## Short exercise
Below is a block of records; return all of them exactly, but without the images.

- - -

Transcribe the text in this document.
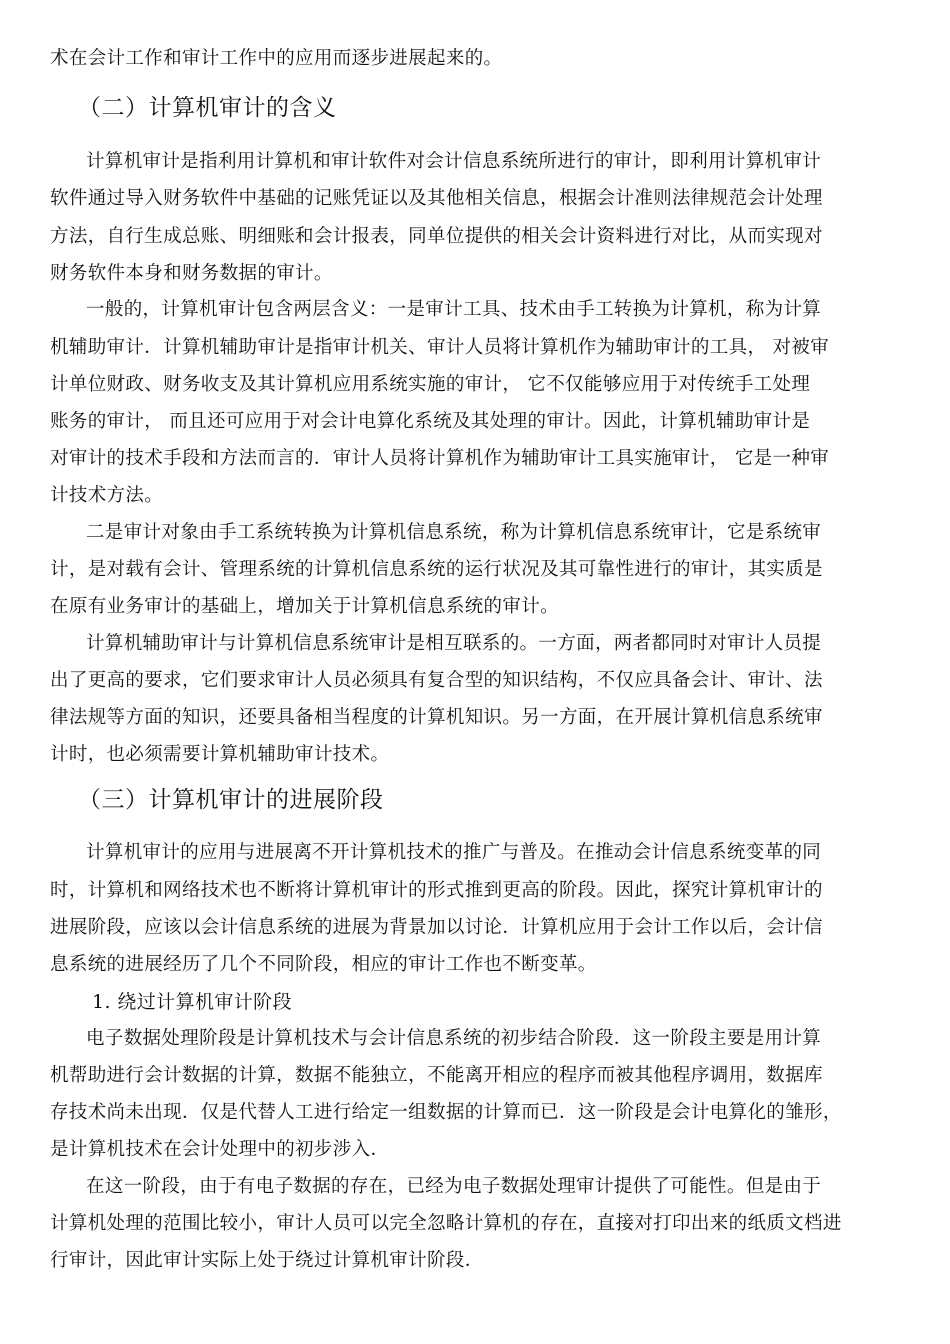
术在会计工作和审计工作中的应用而逐步进展起来的。
（二）计算机审计的含义
计算机审计是指利用计算机和审计软件对会计信息系统所进行的审计，即利用计算机审计
软件通过导入财务软件中基础的记账凭证以及其他相关信息，根据会计准则法律规范会计处理
方法，自行生成总账、明细账和会计报表，同单位提供的相关会计资料进行对比，从而实现对
财务软件本身和财务数据的审计。
一般的，计算机审计包含两层含义：一是审计工具、技术由手工转换为计算机，称为计算
机辅助审计．计算机辅助审计是指审计机关、审计人员将计算机作为辅助审计的工具， 对被审
计单位财政、财务收支及其计算机应用系统实施的审计， 它不仅能够应用于对传统手工处理
账务的审计， 而且还可应用于对会计电算化系统及其处理的审计。因此，计算机辅助审计是
对审计的技术手段和方法而言的．审计人员将计算机作为辅助审计工具实施审计， 它是一种审
计技术方法。
二是审计对象由手工系统转换为计算机信息系统，称为计算机信息系统审计，它是系统审
计，是对载有会计、管理系统的计算机信息系统的运行状况及其可靠性进行的审计，其实质是
在原有业务审计的基础上，增加关于计算机信息系统的审计。
计算机辅助审计与计算机信息系统审计是相互联系的。一方面，两者都同时对审计人员提
出了更高的要求，它们要求审计人员必须具有复合型的知识结构，不仅应具备会计、审计、法
律法规等方面的知识，还要具备相当程度的计算机知识。另一方面，在开展计算机信息系统审
计时，也必须需要计算机辅助审计技术。
（三）计算机审计的进展阶段
计算机审计的应用与进展离不开计算机技术的推广与普及。在推动会计信息系统变革的同
时，计算机和网络技术也不断将计算机审计的形式推到更高的阶段。因此，探究计算机审计的
进展阶段，应该以会计信息系统的进展为背景加以讨论．计算机应用于会计工作以后，会计信
息系统的进展经历了几个不同阶段，相应的审计工作也不断变革。
1. 绕过计算机审计阶段
电子数据处理阶段是计算机技术与会计信息系统的初步结合阶段．这一阶段主要是用计算
机帮助进行会计数据的计算，数据不能独立，不能离开相应的程序而被其他程序调用，数据库
存技术尚未出现．仅是代替人工进行给定一组数据的计算而已．这一阶段是会计电算化的雏形，
是计算机技术在会计处理中的初步涉入．
在这一阶段，由于有电子数据的存在，已经为电子数据处理审计提供了可能性。但是由于
计算机处理的范围比较小，审计人员可以完全忽略计算机的存在，直接对打印出来的纸质文档进
行审计，因此审计实际上处于绕过计算机审计阶段．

- - -

## Output of the task
Transcribe the text in this document.
术在会计工作和审计工作中的应用而逐步进展起来的。
（二）计算机审计的含义
计算机审计是指利用计算机和审计软件对会计信息系统所进行的审计，即利用计算机审计
软件通过导入财务软件中基础的记账凭证以及其他相关信息，根据会计准则法律规范会计处理
方法，自行生成总账、明细账和会计报表，同单位提供的相关会计资料进行对比，从而实现对
财务软件本身和财务数据的审计。
一般的，计算机审计包含两层含义：一是审计工具、技术由手工转换为计算机，称为计算
机辅助审计．计算机辅助审计是指审计机关、审计人员将计算机作为辅助审计的工具， 对被审
计单位财政、财务收支及其计算机应用系统实施的审计， 它不仅能够应用于对传统手工处理
账务的审计， 而且还可应用于对会计电算化系统及其处理的审计。因此，计算机辅助审计是
对审计的技术手段和方法而言的．审计人员将计算机作为辅助审计工具实施审计， 它是一种审
计技术方法。
二是审计对象由手工系统转换为计算机信息系统，称为计算机信息系统审计，它是系统审
计，是对载有会计、管理系统的计算机信息系统的运行状况及其可靠性进行的审计，其实质是
在原有业务审计的基础上，增加关于计算机信息系统的审计。
计算机辅助审计与计算机信息系统审计是相互联系的。一方面，两者都同时对审计人员提
出了更高的要求，它们要求审计人员必须具有复合型的知识结构，不仅应具备会计、审计、法
律法规等方面的知识，还要具备相当程度的计算机知识。另一方面，在开展计算机信息系统审
计时，也必须需要计算机辅助审计技术。
（三）计算机审计的进展阶段
计算机审计的应用与进展离不开计算机技术的推广与普及。在推动会计信息系统变革的同
时，计算机和网络技术也不断将计算机审计的形式推到更高的阶段。因此，探究计算机审计的
进展阶段，应该以会计信息系统的进展为背景加以讨论．计算机应用于会计工作以后，会计信
息系统的进展经历了几个不同阶段，相应的审计工作也不断变革。
1. 绕过计算机审计阶段
电子数据处理阶段是计算机技术与会计信息系统的初步结合阶段．这一阶段主要是用计算
机帮助进行会计数据的计算，数据不能独立，不能离开相应的程序而被其他程序调用，数据库
存技术尚未出现．仅是代替人工进行给定一组数据的计算而已．这一阶段是会计电算化的雏形，
是计算机技术在会计处理中的初步涉入．
在这一阶段，由于有电子数据的存在，已经为电子数据处理审计提供了可能性。但是由于
计算机处理的范围比较小，审计人员可以完全忽略计算机的存在，直接对打印出来的纸质文档进
行审计，因此审计实际上处于绕过计算机审计阶段．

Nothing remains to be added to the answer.